### Directive
Every record must be written out once more, with nothing added or omitted.

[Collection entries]
>>

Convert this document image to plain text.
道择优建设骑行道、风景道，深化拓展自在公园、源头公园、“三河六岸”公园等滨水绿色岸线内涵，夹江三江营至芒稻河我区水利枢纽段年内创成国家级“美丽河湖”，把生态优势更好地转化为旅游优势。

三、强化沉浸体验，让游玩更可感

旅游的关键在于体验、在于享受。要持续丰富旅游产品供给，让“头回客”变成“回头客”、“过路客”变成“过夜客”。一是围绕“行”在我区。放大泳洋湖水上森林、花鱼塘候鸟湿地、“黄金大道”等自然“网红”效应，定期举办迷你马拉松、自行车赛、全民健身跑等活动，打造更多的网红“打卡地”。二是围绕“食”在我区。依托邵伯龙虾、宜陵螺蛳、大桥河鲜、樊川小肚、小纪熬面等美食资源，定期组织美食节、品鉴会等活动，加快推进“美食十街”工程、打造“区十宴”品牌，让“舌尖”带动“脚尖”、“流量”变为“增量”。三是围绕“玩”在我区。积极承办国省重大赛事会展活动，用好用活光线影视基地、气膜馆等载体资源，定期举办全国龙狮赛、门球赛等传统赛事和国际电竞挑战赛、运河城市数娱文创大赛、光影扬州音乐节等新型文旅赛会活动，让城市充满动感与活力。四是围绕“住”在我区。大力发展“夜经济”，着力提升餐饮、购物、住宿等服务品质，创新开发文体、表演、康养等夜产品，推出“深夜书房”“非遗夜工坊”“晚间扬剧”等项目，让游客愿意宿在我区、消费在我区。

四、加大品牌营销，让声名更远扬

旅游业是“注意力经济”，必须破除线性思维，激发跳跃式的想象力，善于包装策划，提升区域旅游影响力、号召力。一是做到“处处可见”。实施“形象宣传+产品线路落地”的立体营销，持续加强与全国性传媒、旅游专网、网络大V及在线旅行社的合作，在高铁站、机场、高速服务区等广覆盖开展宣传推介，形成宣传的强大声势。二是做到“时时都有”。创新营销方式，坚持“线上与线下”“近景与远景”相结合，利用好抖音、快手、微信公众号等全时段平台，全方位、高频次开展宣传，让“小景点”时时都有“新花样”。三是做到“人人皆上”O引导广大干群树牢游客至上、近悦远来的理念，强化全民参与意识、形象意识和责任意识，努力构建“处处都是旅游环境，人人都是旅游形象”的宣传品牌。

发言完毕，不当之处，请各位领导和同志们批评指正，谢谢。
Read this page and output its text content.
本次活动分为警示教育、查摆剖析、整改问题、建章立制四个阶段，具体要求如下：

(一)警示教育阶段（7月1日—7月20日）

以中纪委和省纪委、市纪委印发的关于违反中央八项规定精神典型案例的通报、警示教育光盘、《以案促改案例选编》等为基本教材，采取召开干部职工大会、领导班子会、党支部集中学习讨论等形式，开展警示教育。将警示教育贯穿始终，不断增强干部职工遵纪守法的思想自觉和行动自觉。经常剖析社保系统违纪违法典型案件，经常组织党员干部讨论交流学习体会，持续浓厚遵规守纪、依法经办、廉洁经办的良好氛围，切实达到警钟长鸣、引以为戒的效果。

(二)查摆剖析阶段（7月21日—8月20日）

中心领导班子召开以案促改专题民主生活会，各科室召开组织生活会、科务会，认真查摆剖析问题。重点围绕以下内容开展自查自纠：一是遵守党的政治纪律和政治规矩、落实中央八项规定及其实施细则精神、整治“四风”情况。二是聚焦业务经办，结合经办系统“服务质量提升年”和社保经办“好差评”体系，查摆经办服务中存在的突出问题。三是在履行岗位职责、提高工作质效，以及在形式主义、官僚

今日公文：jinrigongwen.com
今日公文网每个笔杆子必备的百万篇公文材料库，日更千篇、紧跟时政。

<<

### Result for this exercise
Convert this document image to plain text.
道择优建设骑行道、风景道，深化拓展自在公园、源头公园、“三河六岸”公园等滨水绿色岸线内涵，夹江三江营至芒稻河我区水利枢纽段年内创成国家级“美丽河湖”，把生态优势更好地转化为旅游优势。

三、强化沉浸体验，让游玩更可感

旅游的关键在于体验、在于享受。要持续丰富旅游产品供给，让“头回客”变成“回头客”、“过路客”变成“过夜客”。一是围绕“行”在我区。放大泳洋湖水上森林、花鱼塘候鸟湿地、“黄金大道”等自然“网红”效应，定期举办迷你马拉松、自行车赛、全民健身跑等活动，打造更多的网红“打卡地”。二是围绕“食”在我区。依托邵伯龙虾、宜陵螺蛳、大桥河鲜、樊川小肚、小纪熬面等美食资源，定期组织美食节、品鉴会等活动，加快推进“美食十街”工程、打造“区十宴”品牌，让“舌尖”带动“脚尖”、“流量”变为“增量”。三是围绕“玩”在我区。积极承办国省重大赛事会展活动，用好用活光线影视基地、气膜馆等载体资源，定期举办全国龙狮赛、门球赛等传统赛事和国际电竞挑战赛、运河城市数娱文创大赛、光影扬州音乐节等新型文旅赛会活动，让城市充满动感与活力。四是围绕“住”在我区。大力发展“夜经济”，着力提升餐饮、购物、住宿等服务品质，创新开发文体、表演、康养等夜产品，推出“深夜书房”“非遗夜工坊”“晚间扬剧”等项目，让游客愿意宿在我区、消费在我区。

四、加大品牌营销，让声名更远扬

旅游业是“注意力经济”，必须破除线性思维，激发跳跃式的想象力，善于包装策划，提升区域旅游影响力、号召力。一是做到“处处可见”。实施“形象宣传+产品线路落地”的立体营销，持续加强与全国性传媒、旅游专网、网络大V及在线旅行社的合作，在高铁站、机场、高速服务区等广覆盖开展宣传推介，形成宣传的强大声势。二是做到“时时都有”。创新营销方式，坚持“线上与线下”“近景与远景”相结合，利用好抖音、快手、微信公众号等全时段平台，全方位、高频次开展宣传，让“小景点”时时都有“新花样”。三是做到“人人皆上”O引导广大干群树牢游客至上、近悦远来的理念，强化全民参与意识、形象意识和责任意识，努力构建“处处都是旅游环境，人人都是旅游形象”的宣传品牌。

发言完毕，不当之处，请各位领导和同志们批评指正，谢谢。
Read this page and output its text content.
本次活动分为警示教育、查摆剖析、整改问题、建章立制四个阶段，具体要求如下：

(一)警示教育阶段（7月1日—7月20日）

以中纪委和省纪委、市纪委印发的关于违反中央八项规定精神典型案例的通报、警示教育光盘、《以案促改案例选编》等为基本教材，采取召开干部职工大会、领导班子会、党支部集中学习讨论等形式，开展警示教育。将警示教育贯穿始终，不断增强干部职工遵纪守法的思想自觉和行动自觉。经常剖析社保系统违纪违法典型案件，经常组织党员干部讨论交流学习体会，持续浓厚遵规守纪、依法经办、廉洁经办的良好氛围，切实达到警钟长鸣、引以为戒的效果。

(二)查摆剖析阶段（7月21日—8月20日）

中心领导班子召开以案促改专题民主生活会，各科室召开组织生活会、科务会，认真查摆剖析问题。重点围绕以下内容开展自查自纠：一是遵守党的政治纪律和政治规矩、落实中央八项规定及其实施细则精神、整治“四风”情况。二是聚焦业务经办，结合经办系统“服务质量提升年”和社保经办“好差评”体系，查摆经办服务中存在的突出问题。三是在履行岗位职责、提高工作质效，以及在形式主义、官僚

今日公文：jinrigongwen.com
今日公文网每个笔杆子必备的百万篇公文材料库，日更千篇、紧跟时政。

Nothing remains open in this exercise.